## Kaynak Metin
DFG’nin hazırladığı aylık raporda 15 gazetecinin gözaltına alındığı, 8 gazetecinin ise tutuklandığı belirtildi. Devletin karşı seslere tahammül etmediğinin kaydedildiği raporda, infazda eşitlik istendi
Dicle Fırat Gazeteciler Derneği (DFG), Mart ayında gazetecilere yönelik hak ihlalleri raporunu açıkladı. Dünyayı etkisi altına koronavirüs salgınının tüm hızıyla devam etmesiyle beraber bu durumdan en çok etkilenen kesimin başında gazetecilerin olduğuna işaret edilen açıklamada, her koşulda çalışmak zorunda olan ve yaşanan gelişmeleri kamuoyuna duyurmaya çalışan gazetecilerin önlemlerdeki yetersizlikler nedeniyle büyük bir risk altında olduğu belirtildi. İnternet siteleri, televizyonlar ve gazetelerin aldığı kimi tedbirlerin yetersiz olduğuna vurgu yapılan açıklamada, hem yetkili kurumların hem de basın kuruluşlarının gazetecilere yönelik koruyucu tedbirleri alması istendi.
Çok sayıda gözaltı ve tutuklama
Mart ayının koronavirüs gündemli bir ay olmasına rağmen gazetecilere yönelik hak ihlallerinin tüm hızıyla devam ettiğine dikkat çekilen açıklamada, “Şubat ayının sonu ve Mart aynının başı itibariyle çok sayıda gazeteci arkadaşımız gözaltına alınarak tutuklandı. Kamuoyunun çokça gündemine gelen Libya’da hayatını kaybeden MİT mensubuyla ilgili haber yapan gazeteciler bir anda hedef haline getirildi ve haklarında soruşturma başlatıldı. Oda TV, Yeni Yaşam Gazetesi ve Yeniçağ Gazetesi çalışanları, bu dosya kapsamında gözaltına alınıp tutuklandı. Tek suçları devlet tarafından gizlenen bir gerçeği kamuoyunun dikkatine sunmak olan gazeteciler, tüm tepki ve itirazlara rağmen halen cezaevinde tutulmakta. Bu yaklaşım basın ve ifade özgürlüğüne vurulmuş ağır bir darbedir” denildi.

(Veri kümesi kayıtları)
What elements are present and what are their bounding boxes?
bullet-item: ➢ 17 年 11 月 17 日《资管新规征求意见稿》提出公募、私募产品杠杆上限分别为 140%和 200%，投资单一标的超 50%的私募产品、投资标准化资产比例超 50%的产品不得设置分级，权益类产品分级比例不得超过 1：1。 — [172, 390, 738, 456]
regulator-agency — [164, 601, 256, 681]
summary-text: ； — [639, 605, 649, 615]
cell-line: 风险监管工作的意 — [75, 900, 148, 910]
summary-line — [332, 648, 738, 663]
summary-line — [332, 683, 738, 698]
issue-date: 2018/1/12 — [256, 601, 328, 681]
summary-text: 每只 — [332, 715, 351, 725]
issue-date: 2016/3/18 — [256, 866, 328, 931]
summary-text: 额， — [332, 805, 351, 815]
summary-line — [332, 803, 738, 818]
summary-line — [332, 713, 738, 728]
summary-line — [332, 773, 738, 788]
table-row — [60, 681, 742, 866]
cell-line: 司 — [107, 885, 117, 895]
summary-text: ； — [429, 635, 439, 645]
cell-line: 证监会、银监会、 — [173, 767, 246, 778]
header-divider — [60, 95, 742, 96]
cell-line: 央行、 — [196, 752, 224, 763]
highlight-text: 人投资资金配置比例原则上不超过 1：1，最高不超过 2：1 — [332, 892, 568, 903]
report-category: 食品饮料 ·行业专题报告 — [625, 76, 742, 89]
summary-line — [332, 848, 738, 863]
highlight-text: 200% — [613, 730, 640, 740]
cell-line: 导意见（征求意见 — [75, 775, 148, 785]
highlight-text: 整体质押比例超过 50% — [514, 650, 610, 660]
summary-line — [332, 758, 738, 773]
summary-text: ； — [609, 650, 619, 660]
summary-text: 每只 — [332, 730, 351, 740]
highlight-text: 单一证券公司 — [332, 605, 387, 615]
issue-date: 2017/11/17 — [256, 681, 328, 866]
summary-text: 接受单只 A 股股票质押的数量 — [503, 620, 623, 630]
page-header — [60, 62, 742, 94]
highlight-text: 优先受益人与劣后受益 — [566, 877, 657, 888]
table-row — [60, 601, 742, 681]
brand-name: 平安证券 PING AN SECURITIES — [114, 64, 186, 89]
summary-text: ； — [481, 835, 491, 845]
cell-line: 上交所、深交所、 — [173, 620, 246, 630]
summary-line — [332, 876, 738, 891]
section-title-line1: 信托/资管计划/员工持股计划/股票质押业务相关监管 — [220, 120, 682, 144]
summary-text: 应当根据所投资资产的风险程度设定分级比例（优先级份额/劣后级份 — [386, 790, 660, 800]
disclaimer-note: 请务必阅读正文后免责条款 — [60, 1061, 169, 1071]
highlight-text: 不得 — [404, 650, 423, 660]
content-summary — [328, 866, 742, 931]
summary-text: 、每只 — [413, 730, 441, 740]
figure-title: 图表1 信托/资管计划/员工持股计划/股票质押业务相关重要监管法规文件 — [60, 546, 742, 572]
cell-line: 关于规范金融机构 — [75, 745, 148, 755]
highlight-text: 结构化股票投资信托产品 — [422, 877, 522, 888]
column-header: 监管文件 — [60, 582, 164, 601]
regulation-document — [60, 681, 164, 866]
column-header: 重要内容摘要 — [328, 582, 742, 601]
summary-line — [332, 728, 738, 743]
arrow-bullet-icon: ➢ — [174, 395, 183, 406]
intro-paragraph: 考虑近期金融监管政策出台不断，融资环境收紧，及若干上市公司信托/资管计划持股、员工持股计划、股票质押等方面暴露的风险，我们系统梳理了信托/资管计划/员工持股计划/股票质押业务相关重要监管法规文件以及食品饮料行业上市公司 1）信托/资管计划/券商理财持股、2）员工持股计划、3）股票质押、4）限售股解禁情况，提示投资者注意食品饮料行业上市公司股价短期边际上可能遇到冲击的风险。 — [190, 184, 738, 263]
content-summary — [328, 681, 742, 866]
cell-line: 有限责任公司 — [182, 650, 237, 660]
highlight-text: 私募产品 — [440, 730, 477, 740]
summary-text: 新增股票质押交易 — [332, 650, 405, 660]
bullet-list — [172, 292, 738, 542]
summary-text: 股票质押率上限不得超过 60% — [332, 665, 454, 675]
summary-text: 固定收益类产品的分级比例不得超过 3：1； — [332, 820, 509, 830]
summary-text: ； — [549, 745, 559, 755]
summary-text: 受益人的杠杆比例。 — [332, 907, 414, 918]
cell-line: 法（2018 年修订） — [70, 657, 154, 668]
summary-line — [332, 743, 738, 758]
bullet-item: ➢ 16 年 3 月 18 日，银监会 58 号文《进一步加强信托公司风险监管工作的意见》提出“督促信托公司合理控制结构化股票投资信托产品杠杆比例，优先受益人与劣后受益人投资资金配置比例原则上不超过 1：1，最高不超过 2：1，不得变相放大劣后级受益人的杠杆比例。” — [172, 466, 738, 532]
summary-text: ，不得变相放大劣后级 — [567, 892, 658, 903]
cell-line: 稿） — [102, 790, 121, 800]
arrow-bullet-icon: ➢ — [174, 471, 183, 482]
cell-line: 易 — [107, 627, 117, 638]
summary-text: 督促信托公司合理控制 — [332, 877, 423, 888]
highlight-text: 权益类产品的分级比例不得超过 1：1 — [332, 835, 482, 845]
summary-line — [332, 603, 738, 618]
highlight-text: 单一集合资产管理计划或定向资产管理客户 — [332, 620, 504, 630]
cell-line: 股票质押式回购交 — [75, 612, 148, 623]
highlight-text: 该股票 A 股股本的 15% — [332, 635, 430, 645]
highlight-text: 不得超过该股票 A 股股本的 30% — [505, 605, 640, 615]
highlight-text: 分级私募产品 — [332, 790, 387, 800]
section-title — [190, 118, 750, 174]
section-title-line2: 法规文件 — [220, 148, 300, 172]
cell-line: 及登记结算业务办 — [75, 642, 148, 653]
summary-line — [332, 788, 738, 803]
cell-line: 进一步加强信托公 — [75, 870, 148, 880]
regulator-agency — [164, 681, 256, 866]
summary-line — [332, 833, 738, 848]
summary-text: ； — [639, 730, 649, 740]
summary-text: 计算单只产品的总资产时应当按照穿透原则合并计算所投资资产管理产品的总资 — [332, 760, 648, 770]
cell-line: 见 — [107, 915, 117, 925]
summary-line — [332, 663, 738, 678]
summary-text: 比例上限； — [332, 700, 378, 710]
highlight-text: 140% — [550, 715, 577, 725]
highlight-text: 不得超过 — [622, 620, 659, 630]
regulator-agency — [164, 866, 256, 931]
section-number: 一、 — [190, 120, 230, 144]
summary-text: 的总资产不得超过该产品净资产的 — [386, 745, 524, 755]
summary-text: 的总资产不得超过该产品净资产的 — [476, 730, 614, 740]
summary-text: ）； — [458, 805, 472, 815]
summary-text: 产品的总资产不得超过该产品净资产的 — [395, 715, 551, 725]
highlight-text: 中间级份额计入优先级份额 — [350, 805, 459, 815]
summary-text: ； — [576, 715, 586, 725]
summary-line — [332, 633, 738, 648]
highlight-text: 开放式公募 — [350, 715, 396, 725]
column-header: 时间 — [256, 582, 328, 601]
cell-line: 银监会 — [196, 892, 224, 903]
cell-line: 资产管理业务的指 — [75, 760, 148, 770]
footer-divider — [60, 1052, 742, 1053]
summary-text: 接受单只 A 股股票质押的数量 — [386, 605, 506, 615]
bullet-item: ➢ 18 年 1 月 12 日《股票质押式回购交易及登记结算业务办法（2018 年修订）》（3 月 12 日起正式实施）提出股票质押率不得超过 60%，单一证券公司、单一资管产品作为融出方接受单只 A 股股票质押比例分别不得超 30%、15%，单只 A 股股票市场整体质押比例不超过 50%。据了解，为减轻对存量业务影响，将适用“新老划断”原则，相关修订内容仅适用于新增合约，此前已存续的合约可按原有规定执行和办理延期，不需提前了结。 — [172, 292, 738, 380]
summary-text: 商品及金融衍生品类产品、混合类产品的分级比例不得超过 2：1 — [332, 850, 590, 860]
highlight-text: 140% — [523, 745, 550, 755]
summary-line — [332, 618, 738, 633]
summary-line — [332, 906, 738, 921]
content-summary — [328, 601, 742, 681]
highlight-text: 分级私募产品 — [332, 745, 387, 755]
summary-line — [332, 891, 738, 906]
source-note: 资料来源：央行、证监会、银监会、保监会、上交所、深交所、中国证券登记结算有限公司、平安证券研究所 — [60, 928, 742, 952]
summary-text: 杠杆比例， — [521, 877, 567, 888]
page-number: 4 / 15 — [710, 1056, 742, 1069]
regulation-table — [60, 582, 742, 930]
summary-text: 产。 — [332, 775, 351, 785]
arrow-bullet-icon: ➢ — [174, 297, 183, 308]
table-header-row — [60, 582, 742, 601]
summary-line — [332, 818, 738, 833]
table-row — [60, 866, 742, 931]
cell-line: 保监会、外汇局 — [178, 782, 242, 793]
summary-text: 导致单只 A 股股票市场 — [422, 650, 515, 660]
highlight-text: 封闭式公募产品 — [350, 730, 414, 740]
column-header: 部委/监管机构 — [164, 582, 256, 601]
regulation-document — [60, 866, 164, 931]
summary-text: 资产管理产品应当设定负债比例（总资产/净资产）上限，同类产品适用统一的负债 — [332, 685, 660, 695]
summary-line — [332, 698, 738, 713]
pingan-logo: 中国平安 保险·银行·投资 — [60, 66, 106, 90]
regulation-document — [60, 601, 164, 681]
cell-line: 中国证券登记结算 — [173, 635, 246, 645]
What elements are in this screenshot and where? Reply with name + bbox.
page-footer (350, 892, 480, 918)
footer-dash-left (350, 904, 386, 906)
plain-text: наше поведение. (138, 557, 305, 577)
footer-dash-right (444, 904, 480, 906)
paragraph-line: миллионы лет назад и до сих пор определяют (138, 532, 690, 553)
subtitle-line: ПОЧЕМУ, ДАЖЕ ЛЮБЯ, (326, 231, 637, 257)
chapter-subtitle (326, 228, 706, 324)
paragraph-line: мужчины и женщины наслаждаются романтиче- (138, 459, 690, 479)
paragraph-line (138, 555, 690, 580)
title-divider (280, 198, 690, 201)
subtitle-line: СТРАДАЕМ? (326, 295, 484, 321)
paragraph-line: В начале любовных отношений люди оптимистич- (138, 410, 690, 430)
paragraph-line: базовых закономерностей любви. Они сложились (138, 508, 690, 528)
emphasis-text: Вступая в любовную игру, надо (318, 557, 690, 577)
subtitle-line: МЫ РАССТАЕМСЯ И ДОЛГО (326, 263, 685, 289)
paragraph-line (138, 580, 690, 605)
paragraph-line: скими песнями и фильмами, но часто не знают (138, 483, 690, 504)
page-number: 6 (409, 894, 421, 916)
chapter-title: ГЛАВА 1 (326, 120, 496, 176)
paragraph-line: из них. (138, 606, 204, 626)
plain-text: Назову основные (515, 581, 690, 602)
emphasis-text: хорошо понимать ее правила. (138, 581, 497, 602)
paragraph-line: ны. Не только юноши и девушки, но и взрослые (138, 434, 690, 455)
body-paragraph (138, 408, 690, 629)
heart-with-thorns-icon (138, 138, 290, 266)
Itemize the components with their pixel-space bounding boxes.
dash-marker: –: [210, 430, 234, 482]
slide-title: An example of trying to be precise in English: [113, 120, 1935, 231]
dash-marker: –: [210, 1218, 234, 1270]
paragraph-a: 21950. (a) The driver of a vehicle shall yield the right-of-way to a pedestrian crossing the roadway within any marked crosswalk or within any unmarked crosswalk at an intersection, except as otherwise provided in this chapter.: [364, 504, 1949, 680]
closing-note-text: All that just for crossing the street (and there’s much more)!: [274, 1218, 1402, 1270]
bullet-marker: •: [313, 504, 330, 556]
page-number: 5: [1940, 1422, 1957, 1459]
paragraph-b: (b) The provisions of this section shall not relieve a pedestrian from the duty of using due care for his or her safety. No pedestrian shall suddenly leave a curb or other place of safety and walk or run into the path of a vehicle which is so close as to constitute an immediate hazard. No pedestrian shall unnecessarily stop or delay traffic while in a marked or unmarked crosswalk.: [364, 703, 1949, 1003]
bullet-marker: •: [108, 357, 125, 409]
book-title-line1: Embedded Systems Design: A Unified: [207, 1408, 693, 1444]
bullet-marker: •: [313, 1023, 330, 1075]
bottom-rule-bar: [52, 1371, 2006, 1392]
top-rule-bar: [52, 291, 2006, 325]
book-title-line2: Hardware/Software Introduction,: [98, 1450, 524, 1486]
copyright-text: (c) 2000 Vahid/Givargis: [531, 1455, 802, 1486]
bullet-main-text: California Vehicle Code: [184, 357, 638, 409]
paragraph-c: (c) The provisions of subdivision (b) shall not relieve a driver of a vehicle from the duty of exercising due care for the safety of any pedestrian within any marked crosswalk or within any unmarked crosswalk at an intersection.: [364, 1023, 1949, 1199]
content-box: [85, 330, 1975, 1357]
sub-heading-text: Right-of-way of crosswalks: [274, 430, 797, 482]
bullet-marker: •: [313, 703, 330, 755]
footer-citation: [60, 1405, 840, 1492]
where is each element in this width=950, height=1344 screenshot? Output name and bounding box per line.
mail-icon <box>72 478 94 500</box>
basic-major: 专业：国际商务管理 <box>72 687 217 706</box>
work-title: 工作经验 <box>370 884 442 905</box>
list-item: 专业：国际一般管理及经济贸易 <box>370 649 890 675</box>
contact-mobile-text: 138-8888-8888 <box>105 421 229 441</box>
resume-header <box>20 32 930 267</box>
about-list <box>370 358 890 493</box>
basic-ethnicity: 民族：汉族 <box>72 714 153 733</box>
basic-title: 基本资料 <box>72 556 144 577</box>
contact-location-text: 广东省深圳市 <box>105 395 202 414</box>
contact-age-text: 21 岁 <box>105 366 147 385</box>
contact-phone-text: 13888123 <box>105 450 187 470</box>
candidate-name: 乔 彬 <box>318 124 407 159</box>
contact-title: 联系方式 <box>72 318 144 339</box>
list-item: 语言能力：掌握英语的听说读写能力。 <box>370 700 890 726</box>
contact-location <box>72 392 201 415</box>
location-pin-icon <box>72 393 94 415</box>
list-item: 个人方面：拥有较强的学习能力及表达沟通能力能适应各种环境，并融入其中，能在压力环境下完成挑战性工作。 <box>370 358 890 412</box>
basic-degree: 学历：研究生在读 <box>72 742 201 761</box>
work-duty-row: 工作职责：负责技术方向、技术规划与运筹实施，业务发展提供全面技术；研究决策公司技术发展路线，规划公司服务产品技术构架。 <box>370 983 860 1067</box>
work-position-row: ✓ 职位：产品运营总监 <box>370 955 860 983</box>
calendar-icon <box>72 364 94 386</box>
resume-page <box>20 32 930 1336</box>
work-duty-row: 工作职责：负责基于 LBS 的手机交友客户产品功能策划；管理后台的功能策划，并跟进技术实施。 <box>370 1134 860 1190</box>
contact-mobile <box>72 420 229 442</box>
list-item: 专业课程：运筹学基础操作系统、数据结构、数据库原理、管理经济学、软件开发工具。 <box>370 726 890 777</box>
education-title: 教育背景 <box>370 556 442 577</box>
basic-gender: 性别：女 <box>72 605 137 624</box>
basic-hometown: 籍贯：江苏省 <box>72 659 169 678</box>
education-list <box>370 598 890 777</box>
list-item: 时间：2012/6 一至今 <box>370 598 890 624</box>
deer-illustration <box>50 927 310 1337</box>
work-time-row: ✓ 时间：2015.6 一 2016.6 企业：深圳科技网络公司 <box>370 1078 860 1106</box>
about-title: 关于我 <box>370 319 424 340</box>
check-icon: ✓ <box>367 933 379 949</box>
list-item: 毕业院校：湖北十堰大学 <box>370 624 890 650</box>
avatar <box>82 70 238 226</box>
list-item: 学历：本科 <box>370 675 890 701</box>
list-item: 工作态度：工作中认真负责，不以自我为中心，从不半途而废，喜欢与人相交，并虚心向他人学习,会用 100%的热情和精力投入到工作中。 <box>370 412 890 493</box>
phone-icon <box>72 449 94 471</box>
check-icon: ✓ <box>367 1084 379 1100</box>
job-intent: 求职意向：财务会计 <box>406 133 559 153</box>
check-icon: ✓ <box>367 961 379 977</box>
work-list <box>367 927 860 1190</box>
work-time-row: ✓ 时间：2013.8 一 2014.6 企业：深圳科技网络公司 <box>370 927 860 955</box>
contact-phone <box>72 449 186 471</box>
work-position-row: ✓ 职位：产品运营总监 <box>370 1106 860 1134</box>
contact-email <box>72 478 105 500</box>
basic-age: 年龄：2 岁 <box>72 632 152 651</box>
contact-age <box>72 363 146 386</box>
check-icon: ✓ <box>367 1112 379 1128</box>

## Verilen Görev A
Kaynak metindeki "Dicle Fırat Gazeteciler Derneği (DFG), Mart ayında gazetecilere yönelik hak ihlalleri raporunu açıkladı." cümlesini İngilizceye çeviriniz.
## Verilen Görev B
Kaynak metne göre DFG'nin aylık raporunda kaç gazetecinin tutuklandığı belirtilmiştir?
## Verilen Görev C
Kaynak metinde "DFG’nin hazırladığı aylık" sözcüklerinden başlayarak "tedbirleri alması istendi." sözcüklerine kadar uzanan bölümün tamamını aynen yazınız.

## Alıştırma Çözümü A
The Dicle Fırat Journalists Association (DFG) released its report on rights violations against journalists in March.

## Alıştırma Çözümü B
Raporda 8 gazetecinin tutuklandığı belirtilmiştir.

## Alıştırma Çözümü C
DFG’nin hazırladığı aylık raporda 15 gazetecinin gözaltına alındığı, 8 gazetecinin ise tutuklandığı belirtildi. Devletin karşı seslere tahammül etmediğinin kaydedildiği raporda, infazda eşitlik istendi
Dicle Fırat Gazeteciler Derneği (DFG), Mart ayında gazetecilere yönelik hak ihlalleri raporunu açıkladı. Dünyayı etkisi altına koronavirüs salgınının tüm hızıyla devam etmesiyle beraber bu durumdan en çok etkilenen kesimin başında gazetecilerin olduğuna işaret edilen açıklamada, her koşulda çalışmak zorunda olan ve yaşanan gelişmeleri kamuoyuna duyurmaya çalışan gazetecilerin önlemlerdeki yetersizlikler nedeniyle büyük bir risk altında olduğu belirtildi. İnternet siteleri, televizyonlar ve gazetelerin aldığı kimi tedbirlerin yetersiz olduğuna vurgu yapılan açıklamada, hem yetkili kurumların hem de basın kuruluşlarının gazetecilere yönelik koruyucu tedbirleri alması istendi.